DATASET ROWS:
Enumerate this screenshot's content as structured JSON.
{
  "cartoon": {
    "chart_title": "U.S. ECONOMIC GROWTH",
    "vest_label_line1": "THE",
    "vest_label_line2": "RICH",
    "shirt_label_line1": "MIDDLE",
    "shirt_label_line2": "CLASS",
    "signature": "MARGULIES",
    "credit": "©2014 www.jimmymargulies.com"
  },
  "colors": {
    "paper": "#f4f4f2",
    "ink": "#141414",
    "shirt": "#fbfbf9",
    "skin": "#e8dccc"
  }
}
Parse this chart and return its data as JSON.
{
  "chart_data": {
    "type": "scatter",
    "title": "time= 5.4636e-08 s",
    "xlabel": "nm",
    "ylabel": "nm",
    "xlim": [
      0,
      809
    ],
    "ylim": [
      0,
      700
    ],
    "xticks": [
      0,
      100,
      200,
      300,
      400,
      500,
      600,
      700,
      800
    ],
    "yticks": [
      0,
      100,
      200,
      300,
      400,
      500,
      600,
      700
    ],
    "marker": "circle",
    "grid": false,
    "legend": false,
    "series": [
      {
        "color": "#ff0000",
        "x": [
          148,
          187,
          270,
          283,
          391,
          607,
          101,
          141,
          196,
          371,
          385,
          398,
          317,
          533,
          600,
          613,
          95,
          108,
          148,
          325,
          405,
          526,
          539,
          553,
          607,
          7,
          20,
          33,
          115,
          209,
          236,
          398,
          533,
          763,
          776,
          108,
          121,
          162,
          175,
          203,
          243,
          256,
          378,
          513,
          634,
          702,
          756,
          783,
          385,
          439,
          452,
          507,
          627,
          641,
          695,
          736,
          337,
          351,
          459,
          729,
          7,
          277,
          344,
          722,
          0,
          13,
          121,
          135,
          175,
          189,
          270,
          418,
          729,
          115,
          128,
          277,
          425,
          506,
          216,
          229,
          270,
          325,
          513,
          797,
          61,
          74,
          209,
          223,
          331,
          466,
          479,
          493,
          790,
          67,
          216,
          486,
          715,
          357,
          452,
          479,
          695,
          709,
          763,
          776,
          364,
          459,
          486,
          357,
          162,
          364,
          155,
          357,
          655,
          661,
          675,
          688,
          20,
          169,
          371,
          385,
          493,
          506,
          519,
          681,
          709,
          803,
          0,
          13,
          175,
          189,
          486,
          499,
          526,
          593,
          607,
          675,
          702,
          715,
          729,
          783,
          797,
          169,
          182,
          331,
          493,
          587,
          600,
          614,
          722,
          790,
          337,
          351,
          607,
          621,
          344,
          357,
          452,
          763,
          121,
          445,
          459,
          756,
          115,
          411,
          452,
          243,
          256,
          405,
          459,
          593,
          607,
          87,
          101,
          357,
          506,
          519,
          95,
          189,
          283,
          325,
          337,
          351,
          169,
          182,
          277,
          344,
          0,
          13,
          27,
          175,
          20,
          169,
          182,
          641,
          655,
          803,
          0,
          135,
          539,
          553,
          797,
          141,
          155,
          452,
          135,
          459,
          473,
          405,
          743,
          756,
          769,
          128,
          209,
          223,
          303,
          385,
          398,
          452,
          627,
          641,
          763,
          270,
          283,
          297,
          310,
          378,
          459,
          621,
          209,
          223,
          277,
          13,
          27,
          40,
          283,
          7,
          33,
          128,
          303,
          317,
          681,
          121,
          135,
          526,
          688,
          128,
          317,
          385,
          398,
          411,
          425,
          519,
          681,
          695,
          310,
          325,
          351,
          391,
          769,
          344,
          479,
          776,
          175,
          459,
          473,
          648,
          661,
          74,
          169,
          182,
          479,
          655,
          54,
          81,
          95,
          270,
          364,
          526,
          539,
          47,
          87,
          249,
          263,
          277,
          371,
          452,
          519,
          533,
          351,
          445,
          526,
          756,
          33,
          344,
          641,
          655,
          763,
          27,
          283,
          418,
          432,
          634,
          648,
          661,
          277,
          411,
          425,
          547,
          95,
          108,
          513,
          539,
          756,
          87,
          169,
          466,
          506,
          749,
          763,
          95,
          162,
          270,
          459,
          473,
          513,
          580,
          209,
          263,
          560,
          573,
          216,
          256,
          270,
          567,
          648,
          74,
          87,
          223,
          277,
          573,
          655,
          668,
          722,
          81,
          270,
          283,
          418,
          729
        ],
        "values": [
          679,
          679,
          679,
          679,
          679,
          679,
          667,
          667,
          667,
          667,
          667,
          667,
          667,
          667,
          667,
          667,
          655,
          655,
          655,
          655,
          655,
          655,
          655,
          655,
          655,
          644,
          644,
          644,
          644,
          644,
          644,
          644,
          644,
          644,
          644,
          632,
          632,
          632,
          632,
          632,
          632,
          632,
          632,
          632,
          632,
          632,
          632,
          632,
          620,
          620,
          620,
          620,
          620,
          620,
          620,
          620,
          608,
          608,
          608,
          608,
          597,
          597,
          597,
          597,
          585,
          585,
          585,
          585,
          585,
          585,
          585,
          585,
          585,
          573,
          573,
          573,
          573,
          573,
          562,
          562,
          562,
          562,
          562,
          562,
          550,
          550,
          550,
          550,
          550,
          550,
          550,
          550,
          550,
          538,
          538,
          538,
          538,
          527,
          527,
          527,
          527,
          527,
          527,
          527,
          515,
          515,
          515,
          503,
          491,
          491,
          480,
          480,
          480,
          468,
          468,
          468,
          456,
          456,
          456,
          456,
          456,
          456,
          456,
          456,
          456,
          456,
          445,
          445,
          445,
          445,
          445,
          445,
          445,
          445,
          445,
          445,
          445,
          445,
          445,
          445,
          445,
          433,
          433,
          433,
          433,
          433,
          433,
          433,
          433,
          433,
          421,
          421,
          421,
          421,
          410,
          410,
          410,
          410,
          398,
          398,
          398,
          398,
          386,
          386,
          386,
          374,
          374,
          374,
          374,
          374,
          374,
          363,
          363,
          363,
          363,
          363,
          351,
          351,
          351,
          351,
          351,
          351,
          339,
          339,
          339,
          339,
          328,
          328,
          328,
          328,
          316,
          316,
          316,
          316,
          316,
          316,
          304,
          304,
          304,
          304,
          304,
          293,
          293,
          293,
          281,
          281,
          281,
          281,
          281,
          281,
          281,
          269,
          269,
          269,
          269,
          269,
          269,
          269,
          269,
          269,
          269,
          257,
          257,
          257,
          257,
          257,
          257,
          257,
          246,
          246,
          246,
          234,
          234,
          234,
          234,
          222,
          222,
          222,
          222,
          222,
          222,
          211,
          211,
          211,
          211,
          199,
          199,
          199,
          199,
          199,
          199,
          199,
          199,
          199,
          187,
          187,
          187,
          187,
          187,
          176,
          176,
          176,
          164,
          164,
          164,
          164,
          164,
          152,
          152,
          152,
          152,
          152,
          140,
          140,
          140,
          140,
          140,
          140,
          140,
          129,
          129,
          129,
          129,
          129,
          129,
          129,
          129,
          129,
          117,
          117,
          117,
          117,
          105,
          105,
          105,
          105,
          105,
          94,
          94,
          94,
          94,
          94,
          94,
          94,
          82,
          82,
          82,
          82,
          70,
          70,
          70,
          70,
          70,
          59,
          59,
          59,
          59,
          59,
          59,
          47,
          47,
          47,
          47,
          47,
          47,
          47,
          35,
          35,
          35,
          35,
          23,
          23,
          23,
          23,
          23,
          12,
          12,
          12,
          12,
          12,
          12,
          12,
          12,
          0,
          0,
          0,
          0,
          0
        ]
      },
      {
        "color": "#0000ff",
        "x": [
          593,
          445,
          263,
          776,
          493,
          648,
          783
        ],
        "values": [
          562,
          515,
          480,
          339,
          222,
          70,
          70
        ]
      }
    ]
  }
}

SET PROBLEM:
Copy all the records above exactly, missing none.

TASK RESULT:
Enumerate this screenshot's content as structured JSON.
{
  "cartoon": {
    "chart_title": "U.S. ECONOMIC GROWTH",
    "vest_label_line1": "THE",
    "vest_label_line2": "RICH",
    "shirt_label_line1": "MIDDLE",
    "shirt_label_line2": "CLASS",
    "signature": "MARGULIES",
    "credit": "©2014 www.jimmymargulies.com"
  },
  "colors": {
    "paper": "#f4f4f2",
    "ink": "#141414",
    "shirt": "#fbfbf9",
    "skin": "#e8dccc"
  }
}
Parse this chart and return its data as JSON.
{
  "chart_data": {
    "type": "scatter",
    "title": "time= 5.4636e-08 s",
    "xlabel": "nm",
    "ylabel": "nm",
    "xlim": [
      0,
      809
    ],
    "ylim": [
      0,
      700
    ],
    "xticks": [
      0,
      100,
      200,
      300,
      400,
      500,
      600,
      700,
      800
    ],
    "yticks": [
      0,
      100,
      200,
      300,
      400,
      500,
      600,
      700
    ],
    "marker": "circle",
    "grid": false,
    "legend": false,
    "series": [
      {
        "color": "#ff0000",
        "x": [
          148,
          187,
          270,
          283,
          391,
          607,
          101,
          141,
          196,
          371,
          385,
          398,
          317,
          533,
          600,
          613,
          95,
          108,
          148,
          325,
          405,
          526,
          539,
          553,
          607,
          7,
          20,
          33,
          115,
          209,
          236,
          398,
          533,
          763,
          776,
          108,
          121,
          162,
          175,
          203,
          243,
          256,
          378,
          513,
          634,
          702,
          756,
          783,
          385,
          439,
          452,
          507,
          627,
          641,
          695,
          736,
          337,
          351,
          459,
          729,
          7,
          277,
          344,
          722,
          0,
          13,
          121,
          135,
          175,
          189,
          270,
          418,
          729,
          115,
          128,
          277,
          425,
          506,
          216,
          229,
          270,
          325,
          513,
          797,
          61,
          74,
          209,
          223,
          331,
          466,
          479,
          493,
          790,
          67,
          216,
          486,
          715,
          357,
          452,
          479,
          695,
          709,
          763,
          776,
          364,
          459,
          486,
          357,
          162,
          364,
          155,
          357,
          655,
          661,
          675,
          688,
          20,
          169,
          371,
          385,
          493,
          506,
          519,
          681,
          709,
          803,
          0,
          13,
          175,
          189,
          486,
          499,
          526,
          593,
          607,
          675,
          702,
          715,
          729,
          783,
          797,
          169,
          182,
          331,
          493,
          587,
          600,
          614,
          722,
          790,
          337,
          351,
          607,
          621,
          344,
          357,
          452,
          763,
          121,
          445,
          459,
          756,
          115,
          411,
          452,
          243,
          256,
          405,
          459,
          593,
          607,
          87,
          101,
          357,
          506,
          519,
          95,
          189,
          283,
          325,
          337,
          351,
          169,
          182,
          277,
          344,
          0,
          13,
          27,
          175,
          20,
          169,
          182,
          641,
          655,
          803,
          0,
          135,
          539,
          553,
          797,
          141,
          155,
          452,
          135,
          459,
          473,
          405,
          743,
          756,
          769,
          128,
          209,
          223,
          303,
          385,
          398,
          452,
          627,
          641,
          763,
          270,
          283,
          297,
          310,
          378,
          459,
          621,
          209,
          223,
          277,
          13,
          27,
          40,
          283,
          7,
          33,
          128,
          303,
          317,
          681,
          121,
          135,
          526,
          688,
          128,
          317,
          385,
          398,
          411,
          425,
          519,
          681,
          695,
          310,
          325,
          351,
          391,
          769,
          344,
          479,
          776,
          175,
          459,
          473,
          648,
          661,
          74,
          169,
          182,
          479,
          655,
          54,
          81,
          95,
          270,
          364,
          526,
          539,
          47,
          87,
          249,
          263,
          277,
          371,
          452,
          519,
          533,
          351,
          445,
          526,
          756,
          33,
          344,
          641,
          655,
          763,
          27,
          283,
          418,
          432,
          634,
          648,
          661,
          277,
          411,
          425,
          547,
          95,
          108,
          513,
          539,
          756,
          87,
          169,
          466,
          506,
          749,
          763,
          95,
          162,
          270,
          459,
          473,
          513,
          580,
          209,
          263,
          560,
          573,
          216,
          256,
          270,
          567,
          648,
          74,
          87,
          223,
          277,
          573,
          655,
          668,
          722,
          81,
          270,
          283,
          418,
          729
        ],
        "values": [
          679,
          679,
          679,
          679,
          679,
          679,
          667,
          667,
          667,
          667,
          667,
          667,
          667,
          667,
          667,
          667,
          655,
          655,
          655,
          655,
          655,
          655,
          655,
          655,
          655,
          644,
          644,
          644,
          644,
          644,
          644,
          644,
          644,
          644,
          644,
          632,
          632,
          632,
          632,
          632,
          632,
          632,
          632,
          632,
          632,
          632,
          632,
          632,
          620,
          620,
          620,
          620,
          620,
          620,
          620,
          620,
          608,
          608,
          608,
          608,
          597,
          597,
          597,
          597,
          585,
          585,
          585,
          585,
          585,
          585,
          585,
          585,
          585,
          573,
          573,
          573,
          573,
          573,
          562,
          562,
          562,
          562,
          562,
          562,
          550,
          550,
          550,
          550,
          550,
          550,
          550,
          550,
          550,
          538,
          538,
          538,
          538,
          527,
          527,
          527,
          527,
          527,
          527,
          527,
          515,
          515,
          515,
          503,
          491,
          491,
          480,
          480,
          480,
          468,
          468,
          468,
          456,
          456,
          456,
          456,
          456,
          456,
          456,
          456,
          456,
          456,
          445,
          445,
          445,
          445,
          445,
          445,
          445,
          445,
          445,
          445,
          445,
          445,
          445,
          445,
          445,
          433,
          433,
          433,
          433,
          433,
          433,
          433,
          433,
          433,
          421,
          421,
          421,
          421,
          410,
          410,
          410,
          410,
          398,
          398,
          398,
          398,
          386,
          386,
          386,
          374,
          374,
          374,
          374,
          374,
          374,
          363,
          363,
          363,
          363,
          363,
          351,
          351,
          351,
          351,
          351,
          351,
          339,
          339,
          339,
          339,
          328,
          328,
          328,
          328,
          316,
          316,
          316,
          316,
          316,
          316,
          304,
          304,
          304,
          304,
          304,
          293,
          293,
          293,
          281,
          281,
          281,
          281,
          281,
          281,
          281,
          269,
          269,
          269,
          269,
          269,
          269,
          269,
          269,
          269,
          269,
          257,
          257,
          257,
          257,
          257,
          257,
          257,
          246,
          246,
          246,
          234,
          234,
          234,
          234,
          222,
          222,
          222,
          222,
          222,
          222,
          211,
          211,
          211,
          211,
          199,
          199,
          199,
          199,
          199,
          199,
          199,
          199,
          199,
          187,
          187,
          187,
          187,
          187,
          176,
          176,
          176,
          164,
          164,
          164,
          164,
          164,
          152,
          152,
          152,
          152,
          152,
          140,
          140,
          140,
          140,
          140,
          140,
          140,
          129,
          129,
          129,
          129,
          129,
          129,
          129,
          129,
          129,
          117,
          117,
          117,
          117,
          105,
          105,
          105,
          105,
          105,
          94,
          94,
          94,
          94,
          94,
          94,
          94,
          82,
          82,
          82,
          82,
          70,
          70,
          70,
          70,
          70,
          59,
          59,
          59,
          59,
          59,
          59,
          47,
          47,
          47,
          47,
          47,
          47,
          47,
          35,
          35,
          35,
          35,
          23,
          23,
          23,
          23,
          23,
          12,
          12,
          12,
          12,
          12,
          12,
          12,
          12,
          0,
          0,
          0,
          0,
          0
        ]
      },
      {
        "color": "#0000ff",
        "x": [
          593,
          445,
          263,
          776,
          493,
          648,
          783
        ],
        "values": [
          562,
          515,
          480,
          339,
          222,
          70,
          70
        ]
      }
    ]
  }
}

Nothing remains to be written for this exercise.